(Lines of data)
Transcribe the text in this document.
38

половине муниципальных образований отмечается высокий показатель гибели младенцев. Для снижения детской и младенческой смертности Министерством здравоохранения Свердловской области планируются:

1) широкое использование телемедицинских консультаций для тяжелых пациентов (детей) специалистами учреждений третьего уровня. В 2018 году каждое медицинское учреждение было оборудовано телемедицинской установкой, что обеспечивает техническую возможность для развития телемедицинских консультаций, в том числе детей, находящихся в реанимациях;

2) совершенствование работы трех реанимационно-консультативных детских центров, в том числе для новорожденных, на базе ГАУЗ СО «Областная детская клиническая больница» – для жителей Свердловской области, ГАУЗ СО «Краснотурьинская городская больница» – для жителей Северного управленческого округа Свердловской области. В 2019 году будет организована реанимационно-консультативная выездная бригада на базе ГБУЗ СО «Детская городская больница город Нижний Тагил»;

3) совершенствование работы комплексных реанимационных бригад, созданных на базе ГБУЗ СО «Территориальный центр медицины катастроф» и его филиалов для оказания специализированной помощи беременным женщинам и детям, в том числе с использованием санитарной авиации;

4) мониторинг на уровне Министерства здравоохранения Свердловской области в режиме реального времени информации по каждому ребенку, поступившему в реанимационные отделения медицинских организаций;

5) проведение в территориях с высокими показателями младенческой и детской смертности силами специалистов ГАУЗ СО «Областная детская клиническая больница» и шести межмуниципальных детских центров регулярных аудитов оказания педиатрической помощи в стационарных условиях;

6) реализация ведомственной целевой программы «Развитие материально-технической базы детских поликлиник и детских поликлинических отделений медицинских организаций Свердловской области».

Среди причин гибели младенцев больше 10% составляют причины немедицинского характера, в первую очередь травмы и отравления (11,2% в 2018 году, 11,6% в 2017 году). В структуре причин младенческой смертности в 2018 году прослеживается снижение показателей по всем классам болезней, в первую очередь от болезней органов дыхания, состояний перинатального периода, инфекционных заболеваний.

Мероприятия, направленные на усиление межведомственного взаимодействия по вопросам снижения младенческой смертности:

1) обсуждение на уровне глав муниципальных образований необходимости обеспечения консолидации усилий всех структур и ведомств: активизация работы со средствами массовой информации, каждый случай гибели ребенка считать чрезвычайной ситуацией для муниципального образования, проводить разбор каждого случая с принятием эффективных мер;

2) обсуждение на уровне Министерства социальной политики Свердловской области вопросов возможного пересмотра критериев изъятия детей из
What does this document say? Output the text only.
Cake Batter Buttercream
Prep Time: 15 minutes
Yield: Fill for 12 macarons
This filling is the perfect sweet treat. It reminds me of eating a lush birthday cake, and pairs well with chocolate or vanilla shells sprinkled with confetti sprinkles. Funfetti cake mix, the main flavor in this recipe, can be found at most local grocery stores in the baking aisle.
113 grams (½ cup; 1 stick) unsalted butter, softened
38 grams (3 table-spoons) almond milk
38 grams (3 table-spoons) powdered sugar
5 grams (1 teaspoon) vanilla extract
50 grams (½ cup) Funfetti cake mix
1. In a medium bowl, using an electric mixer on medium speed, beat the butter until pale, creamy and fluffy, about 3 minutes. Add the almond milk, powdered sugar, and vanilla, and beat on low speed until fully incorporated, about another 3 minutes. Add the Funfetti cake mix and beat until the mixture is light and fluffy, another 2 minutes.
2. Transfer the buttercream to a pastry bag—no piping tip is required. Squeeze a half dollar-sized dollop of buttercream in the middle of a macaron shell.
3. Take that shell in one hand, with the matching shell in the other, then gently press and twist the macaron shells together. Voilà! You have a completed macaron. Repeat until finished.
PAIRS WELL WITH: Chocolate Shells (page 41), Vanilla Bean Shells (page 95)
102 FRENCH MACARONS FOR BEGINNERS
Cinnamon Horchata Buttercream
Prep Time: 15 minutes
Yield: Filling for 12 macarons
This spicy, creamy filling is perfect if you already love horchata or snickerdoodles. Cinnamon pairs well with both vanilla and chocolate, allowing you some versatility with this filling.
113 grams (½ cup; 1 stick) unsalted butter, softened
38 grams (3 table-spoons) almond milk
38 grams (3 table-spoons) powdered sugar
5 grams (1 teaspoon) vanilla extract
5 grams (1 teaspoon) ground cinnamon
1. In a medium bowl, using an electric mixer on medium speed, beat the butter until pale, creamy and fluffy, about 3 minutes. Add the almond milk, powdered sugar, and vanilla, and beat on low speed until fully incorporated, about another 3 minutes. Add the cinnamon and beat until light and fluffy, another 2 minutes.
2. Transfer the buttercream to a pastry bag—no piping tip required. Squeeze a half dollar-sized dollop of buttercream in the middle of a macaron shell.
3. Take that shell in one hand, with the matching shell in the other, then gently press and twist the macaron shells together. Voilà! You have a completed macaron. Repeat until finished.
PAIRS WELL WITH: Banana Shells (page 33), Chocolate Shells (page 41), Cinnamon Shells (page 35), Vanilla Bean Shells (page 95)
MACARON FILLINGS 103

| DIRECTIONS |
Copy each line of the records containing the string "sized".

| FINAL RESULT |
2. Transfer the buttercream to a pastry bag—no piping tip is required. Squeeze a half dollar-sized dollop of buttercream in the middle of a macaron shell.
2. Transfer the buttercream to a pastry bag—no piping tip required. Squeeze a half dollar-sized dollop of buttercream in the middle of a macaron shell.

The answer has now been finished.